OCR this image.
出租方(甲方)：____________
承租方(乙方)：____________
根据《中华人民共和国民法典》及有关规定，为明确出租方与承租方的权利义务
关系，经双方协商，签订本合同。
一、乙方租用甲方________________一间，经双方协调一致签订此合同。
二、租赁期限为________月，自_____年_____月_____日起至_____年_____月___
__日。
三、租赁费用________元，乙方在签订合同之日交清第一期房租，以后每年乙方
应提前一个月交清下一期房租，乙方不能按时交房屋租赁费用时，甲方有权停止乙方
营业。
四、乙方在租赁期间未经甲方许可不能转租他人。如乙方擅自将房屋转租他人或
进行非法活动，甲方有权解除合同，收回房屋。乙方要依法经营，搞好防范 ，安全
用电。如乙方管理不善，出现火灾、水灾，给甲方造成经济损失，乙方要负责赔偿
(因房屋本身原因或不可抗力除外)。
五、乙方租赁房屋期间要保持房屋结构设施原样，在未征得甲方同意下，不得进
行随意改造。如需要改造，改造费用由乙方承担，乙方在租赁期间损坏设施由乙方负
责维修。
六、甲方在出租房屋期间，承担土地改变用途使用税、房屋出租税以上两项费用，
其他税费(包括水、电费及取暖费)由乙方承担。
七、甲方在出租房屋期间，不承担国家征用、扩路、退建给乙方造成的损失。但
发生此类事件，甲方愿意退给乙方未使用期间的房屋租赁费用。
▬▬▬▬▬▬▬▬▬▬
__EXERCISE OBJECTIVE__. Identify the lines above that contain the word "甲方在出租房屋期间", then copy them.

__COMPLETED EXERCISE__.
六、甲方在出租房屋期间，承担土地改变用途使用税、房屋出租税以上两项费用，
七、甲方在出租房屋期间，不承担国家征用、扩路、退建给乙方造成的损失。但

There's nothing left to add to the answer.